WHAT IS ASKED —
Write the data out again, exactly as given.

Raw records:
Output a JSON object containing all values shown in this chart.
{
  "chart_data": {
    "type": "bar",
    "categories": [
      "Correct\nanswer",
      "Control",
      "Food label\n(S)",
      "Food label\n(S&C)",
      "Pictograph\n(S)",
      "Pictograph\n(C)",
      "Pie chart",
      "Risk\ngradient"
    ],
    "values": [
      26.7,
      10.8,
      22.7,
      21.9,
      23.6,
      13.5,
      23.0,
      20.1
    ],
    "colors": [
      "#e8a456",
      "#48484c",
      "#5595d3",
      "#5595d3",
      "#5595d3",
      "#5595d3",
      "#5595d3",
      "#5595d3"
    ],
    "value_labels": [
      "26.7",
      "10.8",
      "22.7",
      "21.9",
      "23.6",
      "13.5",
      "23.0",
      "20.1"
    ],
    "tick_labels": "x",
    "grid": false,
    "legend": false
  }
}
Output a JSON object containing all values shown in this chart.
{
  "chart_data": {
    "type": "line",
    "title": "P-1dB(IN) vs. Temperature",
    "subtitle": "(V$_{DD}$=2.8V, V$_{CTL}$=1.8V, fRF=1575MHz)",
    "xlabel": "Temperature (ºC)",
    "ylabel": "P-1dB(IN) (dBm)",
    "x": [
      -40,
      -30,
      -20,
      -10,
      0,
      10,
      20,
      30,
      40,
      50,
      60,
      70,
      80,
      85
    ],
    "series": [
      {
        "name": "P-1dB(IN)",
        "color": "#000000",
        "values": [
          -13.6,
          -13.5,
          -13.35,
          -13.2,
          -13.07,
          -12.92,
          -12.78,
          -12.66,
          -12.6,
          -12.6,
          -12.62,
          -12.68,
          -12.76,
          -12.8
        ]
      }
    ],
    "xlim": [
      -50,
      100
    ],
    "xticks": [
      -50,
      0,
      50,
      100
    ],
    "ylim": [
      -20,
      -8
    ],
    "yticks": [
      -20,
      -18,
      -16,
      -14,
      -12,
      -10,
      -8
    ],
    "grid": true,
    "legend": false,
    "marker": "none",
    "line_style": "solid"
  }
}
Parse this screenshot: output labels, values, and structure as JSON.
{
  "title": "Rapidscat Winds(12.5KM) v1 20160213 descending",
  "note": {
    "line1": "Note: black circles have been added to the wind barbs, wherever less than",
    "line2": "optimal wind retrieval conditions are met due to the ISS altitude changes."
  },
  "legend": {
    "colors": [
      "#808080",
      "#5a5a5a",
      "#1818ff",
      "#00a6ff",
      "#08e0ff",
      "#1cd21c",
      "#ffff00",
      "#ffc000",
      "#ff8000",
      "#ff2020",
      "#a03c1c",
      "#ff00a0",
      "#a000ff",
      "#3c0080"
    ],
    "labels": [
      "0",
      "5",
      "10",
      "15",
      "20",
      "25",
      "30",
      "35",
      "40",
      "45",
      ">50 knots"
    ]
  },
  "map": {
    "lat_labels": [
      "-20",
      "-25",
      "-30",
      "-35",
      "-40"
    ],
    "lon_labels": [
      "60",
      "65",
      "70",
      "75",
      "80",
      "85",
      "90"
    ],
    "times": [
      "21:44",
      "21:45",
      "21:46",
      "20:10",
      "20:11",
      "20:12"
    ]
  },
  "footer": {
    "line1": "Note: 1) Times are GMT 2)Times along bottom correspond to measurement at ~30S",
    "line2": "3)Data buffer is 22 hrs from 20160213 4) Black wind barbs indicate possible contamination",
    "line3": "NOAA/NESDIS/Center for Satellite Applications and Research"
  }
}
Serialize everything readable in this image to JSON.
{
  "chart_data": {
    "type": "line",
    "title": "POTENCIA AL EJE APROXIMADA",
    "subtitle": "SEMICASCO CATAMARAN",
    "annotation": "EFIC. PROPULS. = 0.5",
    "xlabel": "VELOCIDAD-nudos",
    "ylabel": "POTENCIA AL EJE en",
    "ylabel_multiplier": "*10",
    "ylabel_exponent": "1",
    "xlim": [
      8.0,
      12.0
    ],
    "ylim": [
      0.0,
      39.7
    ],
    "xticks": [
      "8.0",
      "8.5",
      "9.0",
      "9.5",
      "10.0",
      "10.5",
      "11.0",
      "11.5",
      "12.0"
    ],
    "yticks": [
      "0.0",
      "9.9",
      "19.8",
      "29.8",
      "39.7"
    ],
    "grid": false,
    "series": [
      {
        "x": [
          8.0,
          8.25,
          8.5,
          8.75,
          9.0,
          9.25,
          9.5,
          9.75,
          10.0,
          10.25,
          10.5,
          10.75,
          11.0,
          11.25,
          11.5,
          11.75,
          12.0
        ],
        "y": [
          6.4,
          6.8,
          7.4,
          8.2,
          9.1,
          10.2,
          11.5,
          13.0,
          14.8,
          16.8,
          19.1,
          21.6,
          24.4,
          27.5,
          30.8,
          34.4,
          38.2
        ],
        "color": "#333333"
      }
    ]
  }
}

ANSWER BELOW —
Output a JSON object containing all values shown in this chart.
{
  "chart_data": {
    "type": "bar",
    "categories": [
      "Correct\nanswer",
      "Control",
      "Food label\n(S)",
      "Food label\n(S&C)",
      "Pictograph\n(S)",
      "Pictograph\n(C)",
      "Pie chart",
      "Risk\ngradient"
    ],
    "values": [
      26.7,
      10.8,
      22.7,
      21.9,
      23.6,
      13.5,
      23.0,
      20.1
    ],
    "colors": [
      "#e8a456",
      "#48484c",
      "#5595d3",
      "#5595d3",
      "#5595d3",
      "#5595d3",
      "#5595d3",
      "#5595d3"
    ],
    "value_labels": [
      "26.7",
      "10.8",
      "22.7",
      "21.9",
      "23.6",
      "13.5",
      "23.0",
      "20.1"
    ],
    "tick_labels": "x",
    "grid": false,
    "legend": false
  }
}
Output a JSON object containing all values shown in this chart.
{
  "chart_data": {
    "type": "line",
    "title": "P-1dB(IN) vs. Temperature",
    "subtitle": "(V$_{DD}$=2.8V, V$_{CTL}$=1.8V, fRF=1575MHz)",
    "xlabel": "Temperature (ºC)",
    "ylabel": "P-1dB(IN) (dBm)",
    "x": [
      -40,
      -30,
      -20,
      -10,
      0,
      10,
      20,
      30,
      40,
      50,
      60,
      70,
      80,
      85
    ],
    "series": [
      {
        "name": "P-1dB(IN)",
        "color": "#000000",
        "values": [
          -13.6,
          -13.5,
          -13.35,
          -13.2,
          -13.07,
          -12.92,
          -12.78,
          -12.66,
          -12.6,
          -12.6,
          -12.62,
          -12.68,
          -12.76,
          -12.8
        ]
      }
    ],
    "xlim": [
      -50,
      100
    ],
    "xticks": [
      -50,
      0,
      50,
      100
    ],
    "ylim": [
      -20,
      -8
    ],
    "yticks": [
      -20,
      -18,
      -16,
      -14,
      -12,
      -10,
      -8
    ],
    "grid": true,
    "legend": false,
    "marker": "none",
    "line_style": "solid"
  }
}
Parse this screenshot: output labels, values, and structure as JSON.
{
  "title": "Rapidscat Winds(12.5KM) v1 20160213 descending",
  "note": {
    "line1": "Note: black circles have been added to the wind barbs, wherever less than",
    "line2": "optimal wind retrieval conditions are met due to the ISS altitude changes."
  },
  "legend": {
    "colors": [
      "#808080",
      "#5a5a5a",
      "#1818ff",
      "#00a6ff",
      "#08e0ff",
      "#1cd21c",
      "#ffff00",
      "#ffc000",
      "#ff8000",
      "#ff2020",
      "#a03c1c",
      "#ff00a0",
      "#a000ff",
      "#3c0080"
    ],
    "labels": [
      "0",
      "5",
      "10",
      "15",
      "20",
      "25",
      "30",
      "35",
      "40",
      "45",
      ">50 knots"
    ]
  },
  "map": {
    "lat_labels": [
      "-20",
      "-25",
      "-30",
      "-35",
      "-40"
    ],
    "lon_labels": [
      "60",
      "65",
      "70",
      "75",
      "80",
      "85",
      "90"
    ],
    "times": [
      "21:44",
      "21:45",
      "21:46",
      "20:10",
      "20:11",
      "20:12"
    ]
  },
  "footer": {
    "line1": "Note: 1) Times are GMT 2)Times along bottom correspond to measurement at ~30S",
    "line2": "3)Data buffer is 22 hrs from 20160213 4) Black wind barbs indicate possible contamination",
    "line3": "NOAA/NESDIS/Center for Satellite Applications and Research"
  }
}
Serialize everything readable in this image to JSON.
{
  "chart_data": {
    "type": "line",
    "title": "POTENCIA AL EJE APROXIMADA",
    "subtitle": "SEMICASCO CATAMARAN",
    "annotation": "EFIC. PROPULS. = 0.5",
    "xlabel": "VELOCIDAD-nudos",
    "ylabel": "POTENCIA AL EJE en",
    "ylabel_multiplier": "*10",
    "ylabel_exponent": "1",
    "xlim": [
      8.0,
      12.0
    ],
    "ylim": [
      0.0,
      39.7
    ],
    "xticks": [
      "8.0",
      "8.5",
      "9.0",
      "9.5",
      "10.0",
      "10.5",
      "11.0",
      "11.5",
      "12.0"
    ],
    "yticks": [
      "0.0",
      "9.9",
      "19.8",
      "29.8",
      "39.7"
    ],
    "grid": false,
    "series": [
      {
        "x": [
          8.0,
          8.25,
          8.5,
          8.75,
          9.0,
          9.25,
          9.5,
          9.75,
          10.0,
          10.25,
          10.5,
          10.75,
          11.0,
          11.25,
          11.5,
          11.75,
          12.0
        ],
        "y": [
          6.4,
          6.8,
          7.4,
          8.2,
          9.1,
          10.2,
          11.5,
          13.0,
          14.8,
          16.8,
          19.1,
          21.6,
          24.4,
          27.5,
          30.8,
          34.4,
          38.2
        ],
        "color": "#333333"
      }
    ]
  }
}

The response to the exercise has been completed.